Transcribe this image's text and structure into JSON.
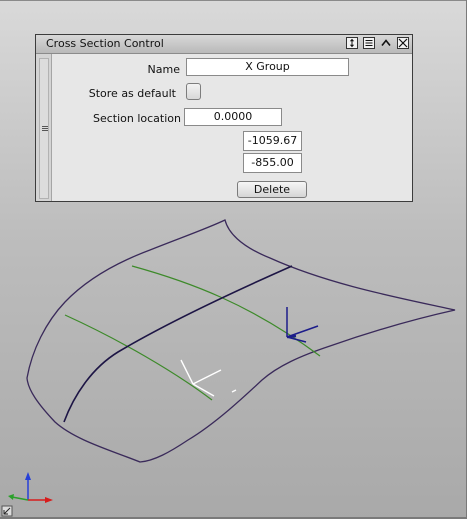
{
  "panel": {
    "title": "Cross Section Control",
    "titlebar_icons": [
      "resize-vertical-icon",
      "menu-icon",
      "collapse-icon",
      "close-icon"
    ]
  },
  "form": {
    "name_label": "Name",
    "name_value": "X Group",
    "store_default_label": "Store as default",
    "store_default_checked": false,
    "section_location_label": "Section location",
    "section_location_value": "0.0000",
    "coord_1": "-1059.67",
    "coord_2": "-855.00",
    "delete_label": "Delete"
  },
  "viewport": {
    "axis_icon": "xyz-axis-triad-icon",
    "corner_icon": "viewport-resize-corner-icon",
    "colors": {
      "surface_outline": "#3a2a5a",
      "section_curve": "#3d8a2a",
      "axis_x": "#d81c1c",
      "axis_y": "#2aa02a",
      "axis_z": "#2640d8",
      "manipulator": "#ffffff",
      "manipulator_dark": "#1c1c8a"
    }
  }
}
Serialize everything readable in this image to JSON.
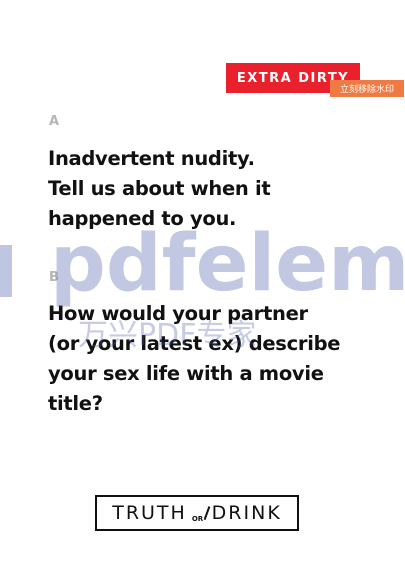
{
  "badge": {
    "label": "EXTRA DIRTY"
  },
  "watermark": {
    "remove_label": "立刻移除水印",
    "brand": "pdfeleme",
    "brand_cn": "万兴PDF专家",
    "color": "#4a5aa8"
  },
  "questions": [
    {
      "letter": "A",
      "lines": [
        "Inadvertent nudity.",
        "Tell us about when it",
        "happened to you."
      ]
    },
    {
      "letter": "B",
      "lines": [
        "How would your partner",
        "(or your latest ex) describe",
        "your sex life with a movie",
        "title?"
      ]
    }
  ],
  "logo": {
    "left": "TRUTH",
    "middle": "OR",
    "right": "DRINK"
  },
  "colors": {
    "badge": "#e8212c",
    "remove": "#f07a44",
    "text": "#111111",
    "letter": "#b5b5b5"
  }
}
-------
Without including any pictures, output all the entries above exactly.

Transcribe this image's text and structure into JSON.
{
  "panel": {
    "title": "Cross Section Control",
    "titlebar_icons": [
      "resize-vertical-icon",
      "menu-icon",
      "collapse-icon",
      "close-icon"
    ]
  },
  "form": {
    "name_label": "Name",
    "name_value": "X Group",
    "store_default_label": "Store as default",
    "store_default_checked": false,
    "section_location_label": "Section location",
    "section_location_value": "0.0000",
    "coord_1": "-1059.67",
    "coord_2": "-855.00",
    "delete_label": "Delete"
  },
  "viewport": {
    "axis_icon": "xyz-axis-triad-icon",
    "corner_icon": "viewport-resize-corner-icon",
    "colors": {
      "surface_outline": "#3a2a5a",
      "section_curve": "#3d8a2a",
      "axis_x": "#d81c1c",
      "axis_y": "#2aa02a",
      "axis_z": "#2640d8",
      "manipulator": "#ffffff",
      "manipulator_dark": "#1c1c8a"
    }
  }
}
Serialize everything readable in this image to JSON.
{
  "badge": {
    "label": "EXTRA DIRTY"
  },
  "watermark": {
    "remove_label": "立刻移除水印",
    "brand": "pdfeleme",
    "brand_cn": "万兴PDF专家",
    "color": "#4a5aa8"
  },
  "questions": [
    {
      "letter": "A",
      "lines": [
        "Inadvertent nudity.",
        "Tell us about when it",
        "happened to you."
      ]
    },
    {
      "letter": "B",
      "lines": [
        "How would your partner",
        "(or your latest ex) describe",
        "your sex life with a movie",
        "title?"
      ]
    }
  ],
  "logo": {
    "left": "TRUTH",
    "middle": "OR",
    "right": "DRINK"
  },
  "colors": {
    "badge": "#e8212c",
    "remove": "#f07a44",
    "text": "#111111",
    "letter": "#b5b5b5"
  }
}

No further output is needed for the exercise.